● TASK DATA
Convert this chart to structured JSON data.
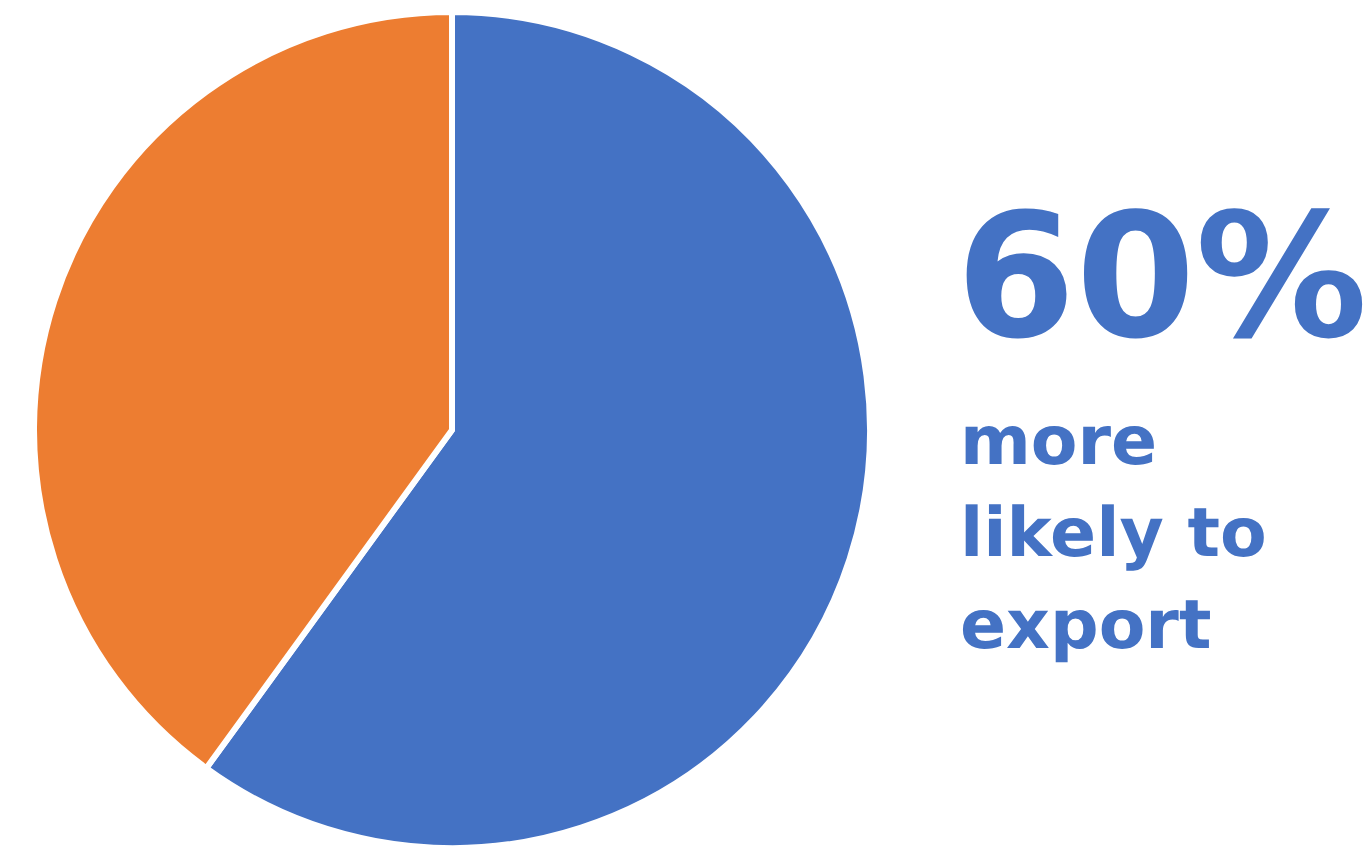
{
  "chart_data": {
    "type": "pie",
    "categories": [
      null,
      null
    ],
    "values": [
      60,
      40
    ],
    "colors": [
      "#4472c4",
      "#ed7d31"
    ],
    "annotations": [
      "60%",
      "more likely to export"
    ]
  }
}
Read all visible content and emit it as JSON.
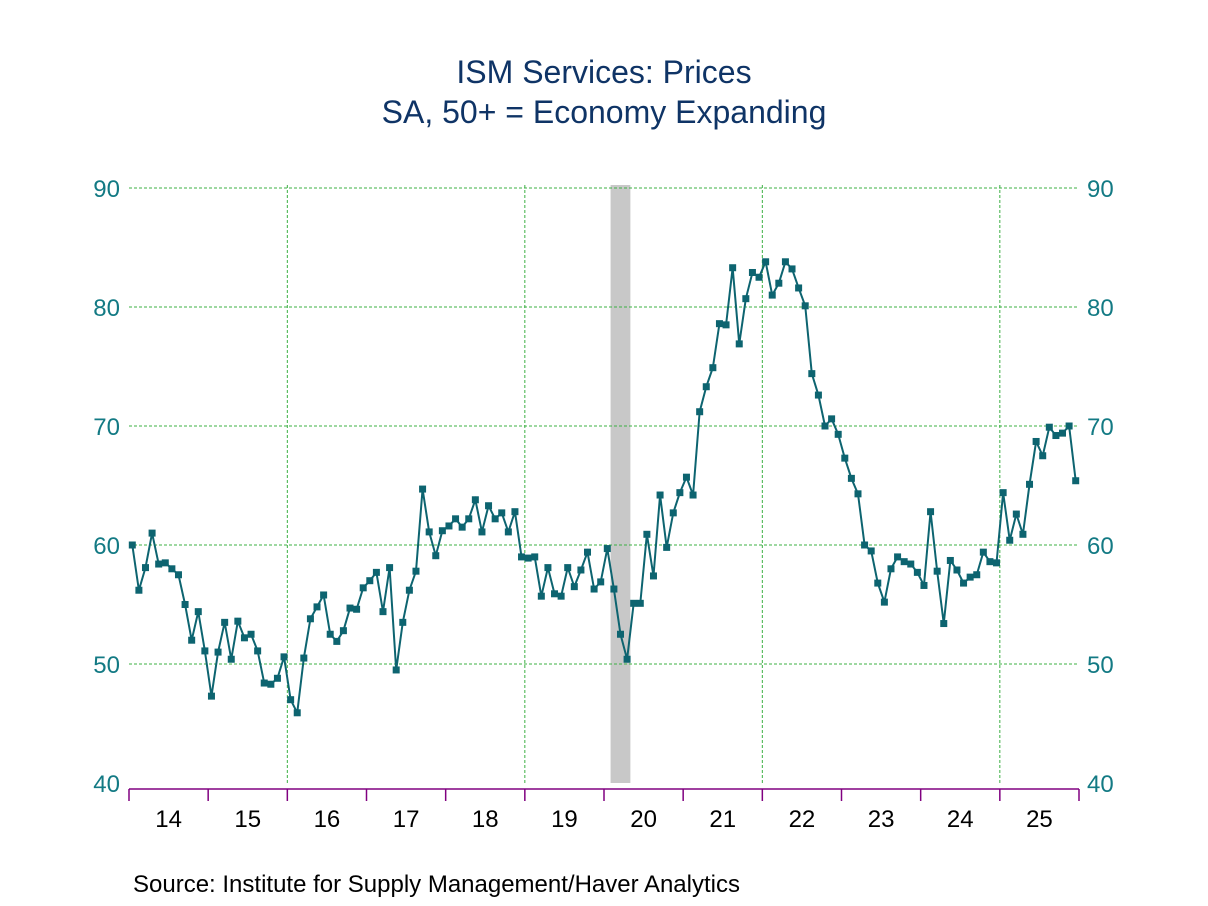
{
  "chart_data": {
    "type": "line",
    "title": "ISM Services: Prices",
    "subtitle": "SA, 50+ = Economy Expanding",
    "source": "Source:  Institute for Supply Management/Haver Analytics",
    "xlabel": "",
    "ylabel": "",
    "ylim": [
      40,
      90
    ],
    "yticks": [
      40,
      50,
      60,
      70,
      80,
      90
    ],
    "ytick_labels_left": [
      "40",
      "50",
      "60",
      "70",
      "80",
      "90"
    ],
    "ytick_labels_right": [
      "40",
      "50",
      "60",
      "70",
      "80",
      "90"
    ],
    "xlim": [
      "2014-01",
      "2025-12"
    ],
    "xtick_labels": [
      "14",
      "15",
      "16",
      "17",
      "18",
      "19",
      "20",
      "21",
      "22",
      "23",
      "24",
      "25"
    ],
    "grid": true,
    "recession_shading": [
      {
        "start": "2020-02",
        "end": "2020-04"
      }
    ],
    "colors": {
      "series": "#0d6470",
      "grid": "#3cb043",
      "axis": "#800080",
      "recession": "#c8c8c8",
      "title": "#0f3466",
      "ytick": "#137a84"
    },
    "series": [
      {
        "name": "ISM Services: Prices",
        "start": "2014-01",
        "frequency": "monthly",
        "values": [
          60.0,
          56.2,
          58.1,
          61.0,
          58.4,
          58.5,
          58.0,
          57.5,
          55.0,
          52.0,
          54.4,
          51.1,
          47.3,
          51.0,
          53.5,
          50.4,
          53.6,
          52.2,
          52.5,
          51.1,
          48.4,
          48.3,
          48.8,
          50.6,
          47.0,
          45.9,
          50.5,
          53.8,
          54.8,
          55.8,
          52.5,
          51.9,
          52.8,
          54.7,
          54.6,
          56.4,
          57.0,
          57.7,
          54.4,
          58.1,
          49.5,
          53.5,
          56.2,
          57.8,
          64.7,
          61.1,
          59.1,
          61.2,
          61.6,
          62.2,
          61.5,
          62.2,
          63.8,
          61.1,
          63.3,
          62.2,
          62.7,
          61.1,
          62.8,
          59.0,
          58.9,
          59.0,
          55.7,
          58.1,
          55.9,
          55.7,
          58.1,
          56.5,
          57.9,
          59.4,
          56.3,
          56.9,
          59.7,
          56.3,
          52.5,
          50.4,
          55.1,
          55.1,
          60.9,
          57.4,
          64.2,
          59.8,
          62.7,
          64.4,
          65.7,
          64.2,
          71.2,
          73.3,
          74.9,
          78.6,
          78.5,
          83.3,
          76.9,
          80.7,
          82.9,
          82.5,
          83.8,
          81.0,
          82.0,
          83.8,
          83.2,
          81.6,
          80.1,
          74.4,
          72.6,
          70.0,
          70.6,
          69.3,
          67.3,
          65.6,
          64.3,
          60.0,
          59.5,
          56.8,
          55.2,
          58.0,
          59.0,
          58.6,
          58.4,
          57.7,
          56.6,
          62.8,
          57.8,
          53.4,
          58.7,
          57.9,
          56.8,
          57.3,
          57.5,
          59.4,
          58.6,
          58.5,
          64.4,
          60.4,
          62.6,
          60.9,
          65.1,
          68.7,
          67.5,
          69.9,
          69.2,
          69.4,
          70.0,
          65.4
        ]
      }
    ]
  }
}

● WHAT IS NEEDED
The records above should be reproduced exactly, with no pictures included.

● RESULT FOR THIS EXERCISE
Convert this chart to structured JSON data.
{
  "chart_data": {
    "type": "pie",
    "categories": [
      null,
      null
    ],
    "values": [
      60,
      40
    ],
    "colors": [
      "#4472c4",
      "#ed7d31"
    ],
    "annotations": [
      "60%",
      "more likely to export"
    ]
  }
}
Read all visible content and emit it as JSON.
{
  "chart_data": {
    "type": "line",
    "title": "ISM Services: Prices",
    "subtitle": "SA, 50+ = Economy Expanding",
    "source": "Source:  Institute for Supply Management/Haver Analytics",
    "xlabel": "",
    "ylabel": "",
    "ylim": [
      40,
      90
    ],
    "yticks": [
      40,
      50,
      60,
      70,
      80,
      90
    ],
    "ytick_labels_left": [
      "40",
      "50",
      "60",
      "70",
      "80",
      "90"
    ],
    "ytick_labels_right": [
      "40",
      "50",
      "60",
      "70",
      "80",
      "90"
    ],
    "xlim": [
      "2014-01",
      "2025-12"
    ],
    "xtick_labels": [
      "14",
      "15",
      "16",
      "17",
      "18",
      "19",
      "20",
      "21",
      "22",
      "23",
      "24",
      "25"
    ],
    "grid": true,
    "recession_shading": [
      {
        "start": "2020-02",
        "end": "2020-04"
      }
    ],
    "colors": {
      "series": "#0d6470",
      "grid": "#3cb043",
      "axis": "#800080",
      "recession": "#c8c8c8",
      "title": "#0f3466",
      "ytick": "#137a84"
    },
    "series": [
      {
        "name": "ISM Services: Prices",
        "start": "2014-01",
        "frequency": "monthly",
        "values": [
          60.0,
          56.2,
          58.1,
          61.0,
          58.4,
          58.5,
          58.0,
          57.5,
          55.0,
          52.0,
          54.4,
          51.1,
          47.3,
          51.0,
          53.5,
          50.4,
          53.6,
          52.2,
          52.5,
          51.1,
          48.4,
          48.3,
          48.8,
          50.6,
          47.0,
          45.9,
          50.5,
          53.8,
          54.8,
          55.8,
          52.5,
          51.9,
          52.8,
          54.7,
          54.6,
          56.4,
          57.0,
          57.7,
          54.4,
          58.1,
          49.5,
          53.5,
          56.2,
          57.8,
          64.7,
          61.1,
          59.1,
          61.2,
          61.6,
          62.2,
          61.5,
          62.2,
          63.8,
          61.1,
          63.3,
          62.2,
          62.7,
          61.1,
          62.8,
          59.0,
          58.9,
          59.0,
          55.7,
          58.1,
          55.9,
          55.7,
          58.1,
          56.5,
          57.9,
          59.4,
          56.3,
          56.9,
          59.7,
          56.3,
          52.5,
          50.4,
          55.1,
          55.1,
          60.9,
          57.4,
          64.2,
          59.8,
          62.7,
          64.4,
          65.7,
          64.2,
          71.2,
          73.3,
          74.9,
          78.6,
          78.5,
          83.3,
          76.9,
          80.7,
          82.9,
          82.5,
          83.8,
          81.0,
          82.0,
          83.8,
          83.2,
          81.6,
          80.1,
          74.4,
          72.6,
          70.0,
          70.6,
          69.3,
          67.3,
          65.6,
          64.3,
          60.0,
          59.5,
          56.8,
          55.2,
          58.0,
          59.0,
          58.6,
          58.4,
          57.7,
          56.6,
          62.8,
          57.8,
          53.4,
          58.7,
          57.9,
          56.8,
          57.3,
          57.5,
          59.4,
          58.6,
          58.5,
          64.4,
          60.4,
          62.6,
          60.9,
          65.1,
          68.7,
          67.5,
          69.9,
          69.2,
          69.4,
          70.0,
          65.4
        ]
      }
    ]
  }
}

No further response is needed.